● GOAL: Can you write out all the lines word for word, with no pictures?

● LISTED RECORDS:
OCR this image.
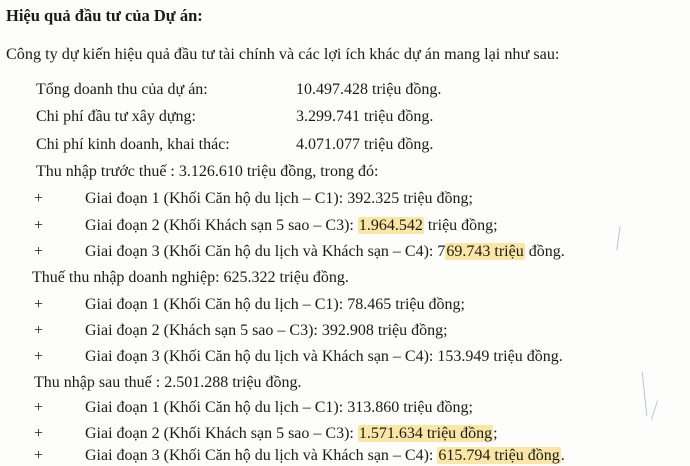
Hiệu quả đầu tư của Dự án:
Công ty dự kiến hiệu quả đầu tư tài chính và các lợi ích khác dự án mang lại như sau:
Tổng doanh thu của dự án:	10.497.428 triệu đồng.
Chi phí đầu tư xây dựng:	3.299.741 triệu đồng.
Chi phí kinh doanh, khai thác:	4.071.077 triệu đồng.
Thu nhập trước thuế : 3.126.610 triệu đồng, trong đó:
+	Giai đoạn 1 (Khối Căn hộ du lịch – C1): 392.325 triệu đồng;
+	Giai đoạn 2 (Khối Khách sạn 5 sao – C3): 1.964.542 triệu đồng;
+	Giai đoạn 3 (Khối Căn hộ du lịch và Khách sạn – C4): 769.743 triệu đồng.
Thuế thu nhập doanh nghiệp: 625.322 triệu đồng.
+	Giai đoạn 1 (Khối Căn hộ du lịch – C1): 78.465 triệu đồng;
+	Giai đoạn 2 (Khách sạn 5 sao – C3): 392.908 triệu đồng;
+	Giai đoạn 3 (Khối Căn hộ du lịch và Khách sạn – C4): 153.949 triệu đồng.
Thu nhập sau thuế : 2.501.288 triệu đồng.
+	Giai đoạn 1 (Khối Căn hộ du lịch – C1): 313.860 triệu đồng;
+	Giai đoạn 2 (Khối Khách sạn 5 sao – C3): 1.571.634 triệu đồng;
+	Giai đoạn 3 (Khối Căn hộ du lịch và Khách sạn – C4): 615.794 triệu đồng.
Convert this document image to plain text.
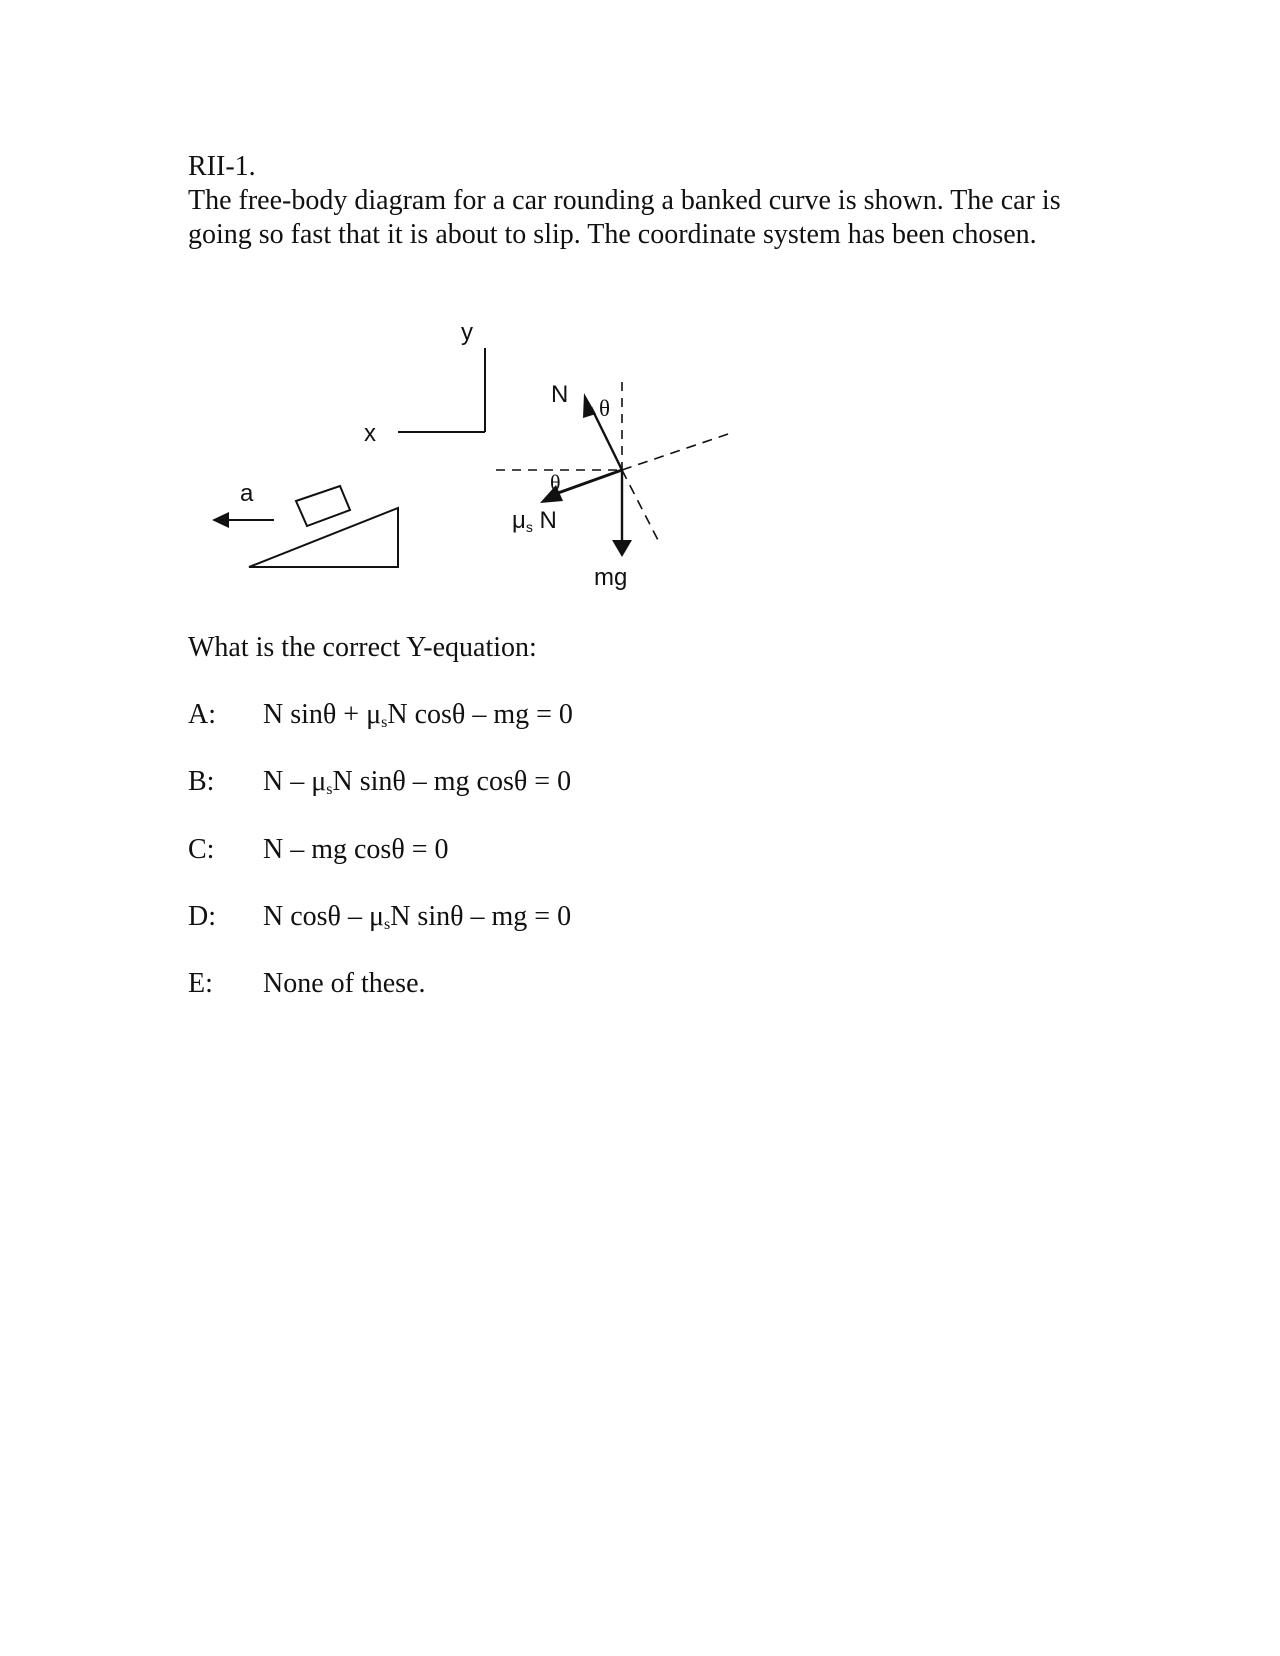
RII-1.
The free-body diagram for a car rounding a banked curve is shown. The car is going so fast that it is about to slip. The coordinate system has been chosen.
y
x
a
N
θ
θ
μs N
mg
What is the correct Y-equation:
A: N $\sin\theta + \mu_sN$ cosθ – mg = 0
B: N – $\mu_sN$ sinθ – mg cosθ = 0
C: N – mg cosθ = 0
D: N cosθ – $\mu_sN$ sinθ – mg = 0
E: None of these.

● WORKED SOLUTION:
OCR this image.
Hiệu quả đầu tư của Dự án:
Công ty dự kiến hiệu quả đầu tư tài chính và các lợi ích khác dự án mang lại như sau:
Tổng doanh thu của dự án:	10.497.428 triệu đồng.
Chi phí đầu tư xây dựng:	3.299.741 triệu đồng.
Chi phí kinh doanh, khai thác:	4.071.077 triệu đồng.
Thu nhập trước thuế : 3.126.610 triệu đồng, trong đó:
+	Giai đoạn 1 (Khối Căn hộ du lịch – C1): 392.325 triệu đồng;
+	Giai đoạn 2 (Khối Khách sạn 5 sao – C3): 1.964.542 triệu đồng;
+	Giai đoạn 3 (Khối Căn hộ du lịch và Khách sạn – C4): 769.743 triệu đồng.
Thuế thu nhập doanh nghiệp: 625.322 triệu đồng.
+	Giai đoạn 1 (Khối Căn hộ du lịch – C1): 78.465 triệu đồng;
+	Giai đoạn 2 (Khách sạn 5 sao – C3): 392.908 triệu đồng;
+	Giai đoạn 3 (Khối Căn hộ du lịch và Khách sạn – C4): 153.949 triệu đồng.
Thu nhập sau thuế : 2.501.288 triệu đồng.
+	Giai đoạn 1 (Khối Căn hộ du lịch – C1): 313.860 triệu đồng;
+	Giai đoạn 2 (Khối Khách sạn 5 sao – C3): 1.571.634 triệu đồng;
+	Giai đoạn 3 (Khối Căn hộ du lịch và Khách sạn – C4): 615.794 triệu đồng.
Convert this document image to plain text.
RII-1.
The free-body diagram for a car rounding a banked curve is shown. The car is going so fast that it is about to slip. The coordinate system has been chosen.
y
x
a
N
θ
θ
μs N
mg
What is the correct Y-equation:
A: N $\sin\theta + \mu_sN$ cosθ – mg = 0
B: N – $\mu_sN$ sinθ – mg cosθ = 0
C: N – mg cosθ = 0
D: N cosθ – $\mu_sN$ sinθ – mg = 0
E: None of these.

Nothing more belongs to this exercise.